Working data
'''

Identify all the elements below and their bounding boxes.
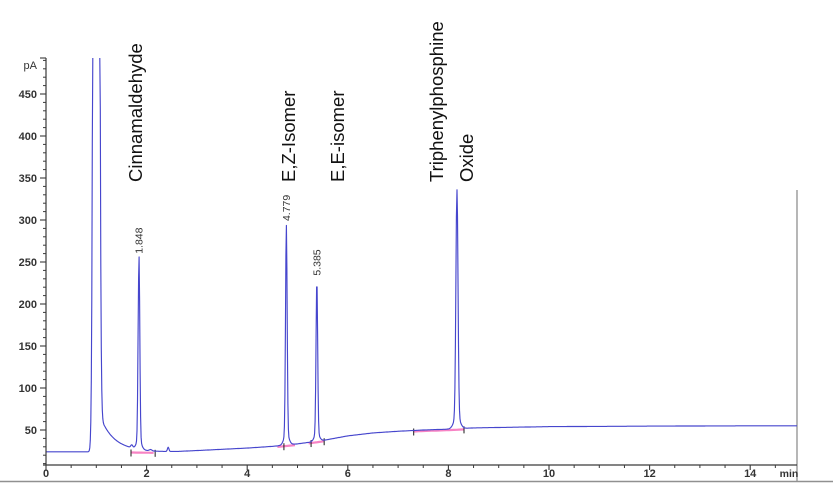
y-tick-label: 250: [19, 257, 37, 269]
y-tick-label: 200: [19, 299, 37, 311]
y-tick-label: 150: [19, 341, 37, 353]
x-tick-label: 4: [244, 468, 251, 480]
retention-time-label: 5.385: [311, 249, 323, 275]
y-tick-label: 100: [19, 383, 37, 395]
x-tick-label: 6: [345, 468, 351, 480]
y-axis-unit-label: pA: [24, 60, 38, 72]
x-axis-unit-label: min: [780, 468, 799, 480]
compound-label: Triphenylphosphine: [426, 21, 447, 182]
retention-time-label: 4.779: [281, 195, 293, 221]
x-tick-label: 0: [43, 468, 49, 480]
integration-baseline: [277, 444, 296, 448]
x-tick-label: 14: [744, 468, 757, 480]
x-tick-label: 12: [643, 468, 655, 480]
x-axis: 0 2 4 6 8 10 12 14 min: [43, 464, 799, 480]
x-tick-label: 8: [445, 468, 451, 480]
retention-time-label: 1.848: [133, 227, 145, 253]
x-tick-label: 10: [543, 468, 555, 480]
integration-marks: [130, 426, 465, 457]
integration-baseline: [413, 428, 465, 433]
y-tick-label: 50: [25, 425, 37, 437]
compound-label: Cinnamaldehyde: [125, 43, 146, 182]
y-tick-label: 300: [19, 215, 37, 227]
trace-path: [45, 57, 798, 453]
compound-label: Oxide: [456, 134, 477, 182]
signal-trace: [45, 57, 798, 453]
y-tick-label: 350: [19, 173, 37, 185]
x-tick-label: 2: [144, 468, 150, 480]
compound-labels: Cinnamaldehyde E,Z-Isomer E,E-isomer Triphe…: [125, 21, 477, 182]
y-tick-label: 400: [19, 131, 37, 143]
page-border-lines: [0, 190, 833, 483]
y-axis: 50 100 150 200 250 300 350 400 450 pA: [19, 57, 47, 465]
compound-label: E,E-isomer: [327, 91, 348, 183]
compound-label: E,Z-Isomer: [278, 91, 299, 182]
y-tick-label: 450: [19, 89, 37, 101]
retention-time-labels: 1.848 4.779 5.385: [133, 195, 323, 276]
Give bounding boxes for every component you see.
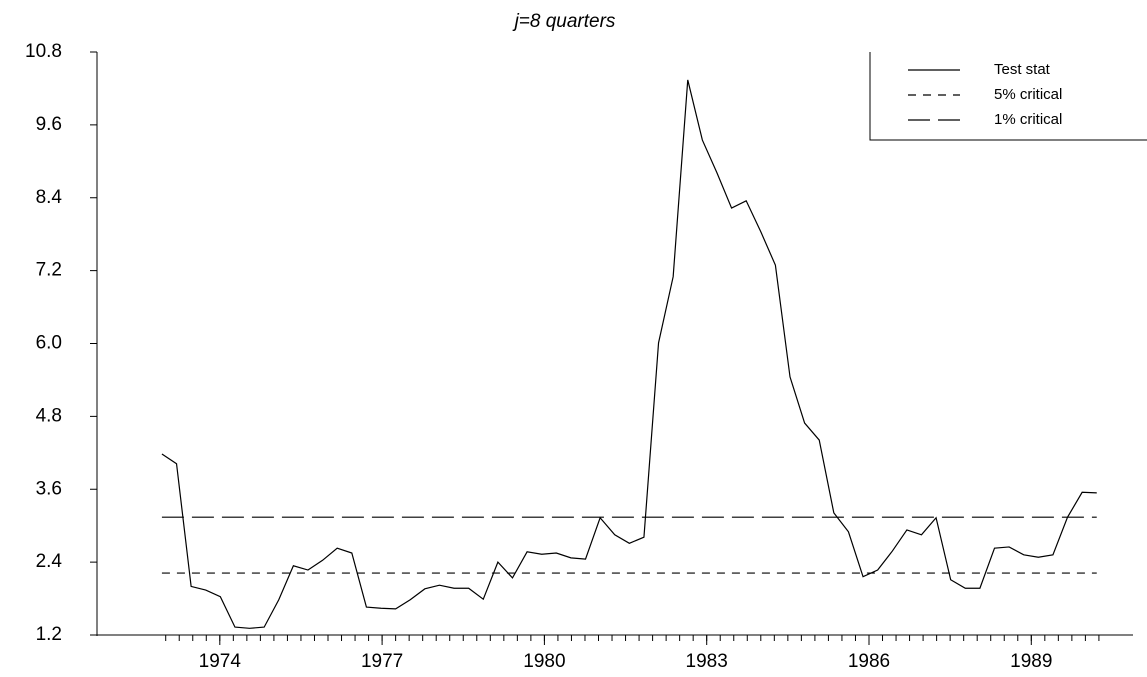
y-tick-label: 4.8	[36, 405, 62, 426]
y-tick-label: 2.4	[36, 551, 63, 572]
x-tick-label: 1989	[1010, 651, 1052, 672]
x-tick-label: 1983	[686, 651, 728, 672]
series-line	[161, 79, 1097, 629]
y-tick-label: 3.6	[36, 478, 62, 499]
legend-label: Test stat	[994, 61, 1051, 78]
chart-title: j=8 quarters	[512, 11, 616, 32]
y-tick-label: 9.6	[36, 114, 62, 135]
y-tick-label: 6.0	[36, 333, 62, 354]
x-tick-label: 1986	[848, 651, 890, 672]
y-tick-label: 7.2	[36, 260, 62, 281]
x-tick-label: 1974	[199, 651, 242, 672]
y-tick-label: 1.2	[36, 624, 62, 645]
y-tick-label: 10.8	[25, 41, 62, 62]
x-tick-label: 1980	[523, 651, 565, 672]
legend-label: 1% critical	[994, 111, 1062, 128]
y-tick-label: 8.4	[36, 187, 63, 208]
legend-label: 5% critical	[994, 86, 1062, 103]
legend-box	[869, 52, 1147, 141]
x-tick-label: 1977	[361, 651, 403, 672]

'''
'''

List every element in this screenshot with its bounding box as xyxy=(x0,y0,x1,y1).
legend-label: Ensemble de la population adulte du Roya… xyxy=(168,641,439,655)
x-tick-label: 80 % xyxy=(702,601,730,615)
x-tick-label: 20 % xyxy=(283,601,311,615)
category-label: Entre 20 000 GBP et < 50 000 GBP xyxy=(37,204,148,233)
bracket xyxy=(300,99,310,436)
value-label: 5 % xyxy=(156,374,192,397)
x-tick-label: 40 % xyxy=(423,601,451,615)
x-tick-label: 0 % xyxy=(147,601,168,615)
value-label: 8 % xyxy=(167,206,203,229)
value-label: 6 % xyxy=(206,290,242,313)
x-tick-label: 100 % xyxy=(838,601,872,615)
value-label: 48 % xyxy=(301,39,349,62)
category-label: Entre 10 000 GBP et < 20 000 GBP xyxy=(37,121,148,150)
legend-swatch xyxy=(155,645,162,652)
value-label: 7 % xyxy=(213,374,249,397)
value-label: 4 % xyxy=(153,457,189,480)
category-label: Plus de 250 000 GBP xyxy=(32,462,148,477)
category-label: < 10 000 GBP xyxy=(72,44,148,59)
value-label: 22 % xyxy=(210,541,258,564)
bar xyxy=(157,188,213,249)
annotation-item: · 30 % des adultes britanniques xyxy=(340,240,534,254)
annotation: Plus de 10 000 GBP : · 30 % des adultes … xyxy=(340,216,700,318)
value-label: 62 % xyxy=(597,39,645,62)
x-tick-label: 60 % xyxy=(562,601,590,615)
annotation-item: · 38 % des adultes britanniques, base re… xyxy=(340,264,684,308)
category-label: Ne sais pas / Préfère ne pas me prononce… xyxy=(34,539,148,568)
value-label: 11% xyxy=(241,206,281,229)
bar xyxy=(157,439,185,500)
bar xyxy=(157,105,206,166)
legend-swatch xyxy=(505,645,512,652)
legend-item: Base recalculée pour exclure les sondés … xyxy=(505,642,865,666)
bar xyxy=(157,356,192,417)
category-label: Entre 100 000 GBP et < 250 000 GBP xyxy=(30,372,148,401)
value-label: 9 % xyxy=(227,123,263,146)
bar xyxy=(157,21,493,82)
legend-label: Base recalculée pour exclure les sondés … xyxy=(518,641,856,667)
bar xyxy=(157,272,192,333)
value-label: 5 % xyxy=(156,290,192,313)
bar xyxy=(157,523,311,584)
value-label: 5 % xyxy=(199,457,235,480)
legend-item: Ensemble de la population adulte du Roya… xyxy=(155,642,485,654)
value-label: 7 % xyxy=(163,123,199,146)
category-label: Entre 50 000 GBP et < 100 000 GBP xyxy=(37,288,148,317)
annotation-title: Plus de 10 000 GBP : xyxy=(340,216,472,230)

'''
'''

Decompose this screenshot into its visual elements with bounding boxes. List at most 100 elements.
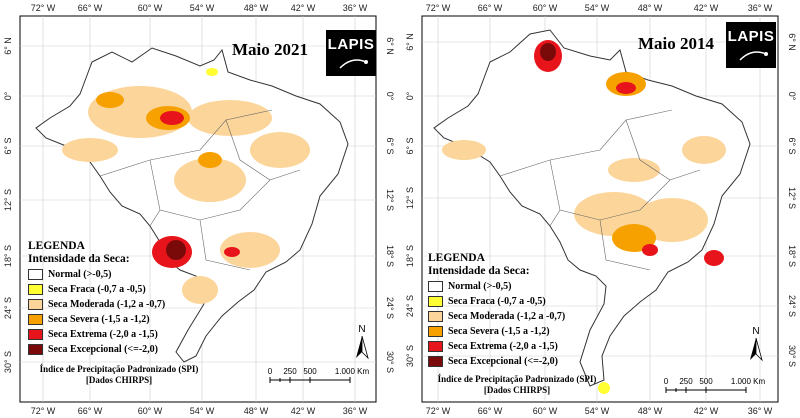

'''

Task directions
Count the rows that contain the string "Roya", treating uppercase and lowercase as different, and give only the number.

Task answer
2